- **To do**
Nothing in the data should change when you return it, but leave the pictures out.

-- BEGIN --

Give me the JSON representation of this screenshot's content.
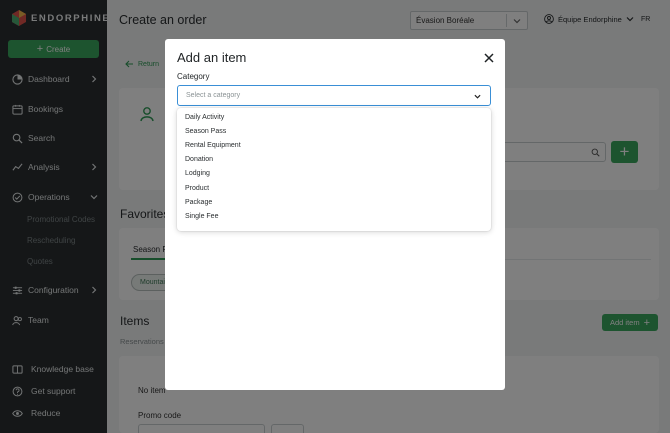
{
  "sidebar": {
    "brand": "ENDORPHINE",
    "create_label": "Create",
    "items": [
      {
        "label": "Dashboard",
        "icon": "dashboard-icon"
      },
      {
        "label": "Bookings",
        "icon": "calendar-icon"
      },
      {
        "label": "Search",
        "icon": "search-icon"
      },
      {
        "label": "Analysis",
        "icon": "chart-icon"
      },
      {
        "label": "Operations",
        "icon": "operations-icon"
      },
      {
        "label": "Configuration",
        "icon": "sliders-icon"
      },
      {
        "label": "Team",
        "icon": "team-icon"
      }
    ],
    "operations_sub": [
      "Promotional Codes",
      "Rescheduling",
      "Quotes"
    ],
    "bottom": [
      {
        "label": "Knowledge base",
        "icon": "book-icon"
      },
      {
        "label": "Get support",
        "icon": "help-icon"
      },
      {
        "label": "Reduce",
        "icon": "eye-icon"
      }
    ]
  },
  "header": {
    "title": "Create an order",
    "vendor": "Évasion Boréale",
    "user": "Équipe Endorphine",
    "lang": "FR"
  },
  "page": {
    "return_label": "Return",
    "favorites_title": "Favorites",
    "favorites_tab": "Season P",
    "favorites_chip": "Mountai",
    "items_title": "Items",
    "items_sub": "Reservations",
    "add_item_label": "Add item",
    "no_items": "No item",
    "promo_label": "Promo code"
  },
  "modal": {
    "title": "Add an item",
    "category_label": "Category",
    "category_placeholder": "Select a category",
    "options": [
      "Daily Activity",
      "Season Pass",
      "Rental Equipment",
      "Donation",
      "Lodging",
      "Product",
      "Package",
      "Single Fee"
    ]
  },
  "colors": {
    "sidebar_bg": "#2b2f31",
    "accent_green": "#3ba85f",
    "focus_blue": "#3a8fd6"
  }
}
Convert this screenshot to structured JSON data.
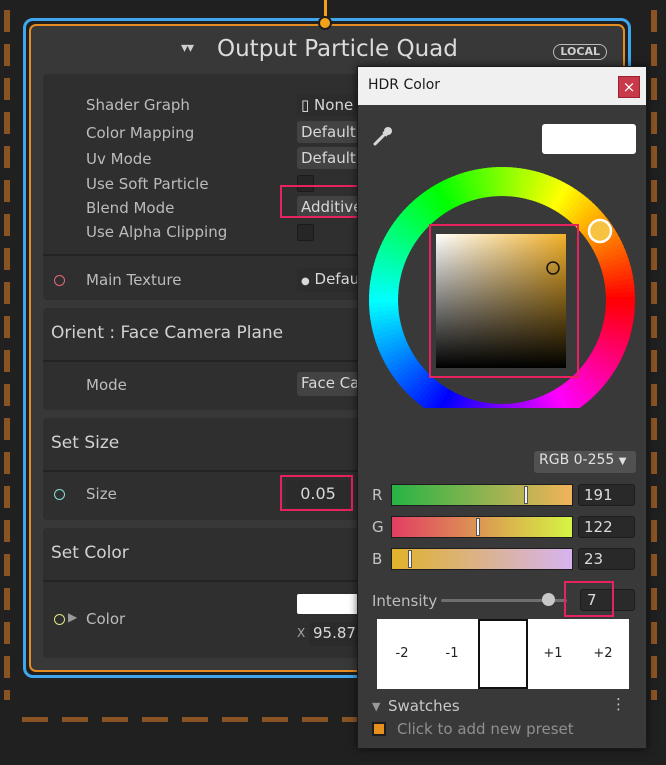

-- END --

- **Worked solution**
Give me the JSON representation of this screenshot's content.
{
  "sidebar": {
    "brand": "ENDORPHINE",
    "create_label": "Create",
    "items": [
      {
        "label": "Dashboard",
        "icon": "dashboard-icon"
      },
      {
        "label": "Bookings",
        "icon": "calendar-icon"
      },
      {
        "label": "Search",
        "icon": "search-icon"
      },
      {
        "label": "Analysis",
        "icon": "chart-icon"
      },
      {
        "label": "Operations",
        "icon": "operations-icon"
      },
      {
        "label": "Configuration",
        "icon": "sliders-icon"
      },
      {
        "label": "Team",
        "icon": "team-icon"
      }
    ],
    "operations_sub": [
      "Promotional Codes",
      "Rescheduling",
      "Quotes"
    ],
    "bottom": [
      {
        "label": "Knowledge base",
        "icon": "book-icon"
      },
      {
        "label": "Get support",
        "icon": "help-icon"
      },
      {
        "label": "Reduce",
        "icon": "eye-icon"
      }
    ]
  },
  "header": {
    "title": "Create an order",
    "vendor": "Évasion Boréale",
    "user": "Équipe Endorphine",
    "lang": "FR"
  },
  "page": {
    "return_label": "Return",
    "favorites_title": "Favorites",
    "favorites_tab": "Season P",
    "favorites_chip": "Mountai",
    "items_title": "Items",
    "items_sub": "Reservations",
    "add_item_label": "Add item",
    "no_items": "No item",
    "promo_label": "Promo code"
  },
  "modal": {
    "title": "Add an item",
    "category_label": "Category",
    "category_placeholder": "Select a category",
    "options": [
      "Daily Activity",
      "Season Pass",
      "Rental Equipment",
      "Donation",
      "Lodging",
      "Product",
      "Package",
      "Single Fee"
    ]
  },
  "colors": {
    "sidebar_bg": "#2b2f31",
    "accent_green": "#3ba85f",
    "focus_blue": "#3a8fd6"
  }
}
Convert this screenshot to structured JSON data.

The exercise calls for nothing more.